::: GIVEN RECORDS :::

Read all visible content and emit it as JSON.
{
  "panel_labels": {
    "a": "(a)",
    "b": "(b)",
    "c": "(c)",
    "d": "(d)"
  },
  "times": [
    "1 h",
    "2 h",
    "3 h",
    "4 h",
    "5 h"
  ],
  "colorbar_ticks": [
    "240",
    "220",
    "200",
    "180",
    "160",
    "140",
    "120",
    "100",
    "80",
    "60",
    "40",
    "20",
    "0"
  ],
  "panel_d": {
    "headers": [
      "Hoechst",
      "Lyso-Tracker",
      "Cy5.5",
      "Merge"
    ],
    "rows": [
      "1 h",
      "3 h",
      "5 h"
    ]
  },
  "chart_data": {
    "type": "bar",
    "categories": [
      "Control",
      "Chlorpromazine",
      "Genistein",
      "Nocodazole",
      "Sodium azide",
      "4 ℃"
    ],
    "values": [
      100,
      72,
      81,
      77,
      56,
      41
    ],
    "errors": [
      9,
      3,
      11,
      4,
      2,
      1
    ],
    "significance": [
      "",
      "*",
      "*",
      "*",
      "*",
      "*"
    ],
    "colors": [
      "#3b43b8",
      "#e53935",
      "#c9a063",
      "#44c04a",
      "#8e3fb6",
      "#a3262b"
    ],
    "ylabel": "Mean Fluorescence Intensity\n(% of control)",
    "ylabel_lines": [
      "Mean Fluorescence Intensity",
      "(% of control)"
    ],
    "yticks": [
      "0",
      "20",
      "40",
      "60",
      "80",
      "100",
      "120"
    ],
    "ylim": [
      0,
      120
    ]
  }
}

:::
::: GIVEN RECORDS :::

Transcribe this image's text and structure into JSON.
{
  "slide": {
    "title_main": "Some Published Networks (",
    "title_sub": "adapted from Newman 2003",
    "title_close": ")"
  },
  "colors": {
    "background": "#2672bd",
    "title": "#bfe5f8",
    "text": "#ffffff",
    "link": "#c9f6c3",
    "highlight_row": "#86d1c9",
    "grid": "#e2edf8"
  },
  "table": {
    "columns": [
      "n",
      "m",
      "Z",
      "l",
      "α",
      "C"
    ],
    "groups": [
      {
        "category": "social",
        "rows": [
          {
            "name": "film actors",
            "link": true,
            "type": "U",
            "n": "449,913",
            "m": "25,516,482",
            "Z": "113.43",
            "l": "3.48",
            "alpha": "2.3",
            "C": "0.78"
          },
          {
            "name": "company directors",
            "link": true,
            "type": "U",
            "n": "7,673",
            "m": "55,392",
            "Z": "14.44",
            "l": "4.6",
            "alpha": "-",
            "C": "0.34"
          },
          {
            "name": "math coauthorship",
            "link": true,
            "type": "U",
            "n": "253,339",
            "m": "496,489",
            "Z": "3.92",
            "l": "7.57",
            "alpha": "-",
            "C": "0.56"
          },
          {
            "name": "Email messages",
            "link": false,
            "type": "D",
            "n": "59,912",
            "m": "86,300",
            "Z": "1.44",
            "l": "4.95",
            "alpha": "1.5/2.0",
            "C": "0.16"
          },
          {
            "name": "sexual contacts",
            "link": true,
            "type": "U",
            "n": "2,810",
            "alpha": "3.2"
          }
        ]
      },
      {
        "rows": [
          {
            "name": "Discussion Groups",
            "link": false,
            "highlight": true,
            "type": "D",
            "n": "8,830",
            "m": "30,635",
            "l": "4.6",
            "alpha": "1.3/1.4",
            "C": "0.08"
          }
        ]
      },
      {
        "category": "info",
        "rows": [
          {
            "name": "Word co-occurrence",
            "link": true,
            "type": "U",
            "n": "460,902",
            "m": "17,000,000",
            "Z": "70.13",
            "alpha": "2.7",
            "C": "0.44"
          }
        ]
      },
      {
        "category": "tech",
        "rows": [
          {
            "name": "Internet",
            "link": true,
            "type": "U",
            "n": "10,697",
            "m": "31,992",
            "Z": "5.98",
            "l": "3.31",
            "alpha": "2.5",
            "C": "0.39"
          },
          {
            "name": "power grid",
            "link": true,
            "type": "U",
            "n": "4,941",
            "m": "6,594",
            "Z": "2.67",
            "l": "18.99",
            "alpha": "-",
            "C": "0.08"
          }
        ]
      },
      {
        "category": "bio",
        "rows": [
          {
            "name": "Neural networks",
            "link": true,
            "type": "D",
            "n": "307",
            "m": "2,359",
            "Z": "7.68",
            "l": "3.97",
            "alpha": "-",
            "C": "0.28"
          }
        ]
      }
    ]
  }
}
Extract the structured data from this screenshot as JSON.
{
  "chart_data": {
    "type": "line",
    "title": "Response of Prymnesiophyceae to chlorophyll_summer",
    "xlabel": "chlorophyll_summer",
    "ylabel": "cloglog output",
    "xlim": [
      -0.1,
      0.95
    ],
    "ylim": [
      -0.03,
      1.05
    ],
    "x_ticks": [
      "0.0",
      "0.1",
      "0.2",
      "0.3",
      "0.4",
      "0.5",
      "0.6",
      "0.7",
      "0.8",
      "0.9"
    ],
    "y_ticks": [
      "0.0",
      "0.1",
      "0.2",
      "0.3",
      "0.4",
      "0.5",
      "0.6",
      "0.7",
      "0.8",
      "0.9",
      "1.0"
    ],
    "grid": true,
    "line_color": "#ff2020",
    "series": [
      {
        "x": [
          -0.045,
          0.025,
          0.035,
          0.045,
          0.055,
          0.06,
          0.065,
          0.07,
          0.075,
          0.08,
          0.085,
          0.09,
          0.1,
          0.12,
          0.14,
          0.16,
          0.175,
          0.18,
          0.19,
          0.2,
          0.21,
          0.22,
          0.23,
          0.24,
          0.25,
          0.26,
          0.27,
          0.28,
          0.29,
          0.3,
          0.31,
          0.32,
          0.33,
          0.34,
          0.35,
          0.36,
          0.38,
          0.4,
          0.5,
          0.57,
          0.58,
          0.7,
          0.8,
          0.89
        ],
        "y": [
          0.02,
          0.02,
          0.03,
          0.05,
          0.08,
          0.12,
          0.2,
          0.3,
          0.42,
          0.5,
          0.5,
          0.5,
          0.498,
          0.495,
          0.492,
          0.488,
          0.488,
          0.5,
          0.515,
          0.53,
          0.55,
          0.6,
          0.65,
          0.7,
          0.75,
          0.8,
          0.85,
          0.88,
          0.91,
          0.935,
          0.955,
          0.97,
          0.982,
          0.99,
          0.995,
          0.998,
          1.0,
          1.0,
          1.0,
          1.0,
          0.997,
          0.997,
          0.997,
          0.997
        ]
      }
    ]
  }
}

:::

> [YOUR OBJECTIVE]
Locate all lines that include the word "grid" and copy them out.

> [CORRECT RESULT]
    "grid": "#e2edf8"
            "name": "power grid",
    "grid": true,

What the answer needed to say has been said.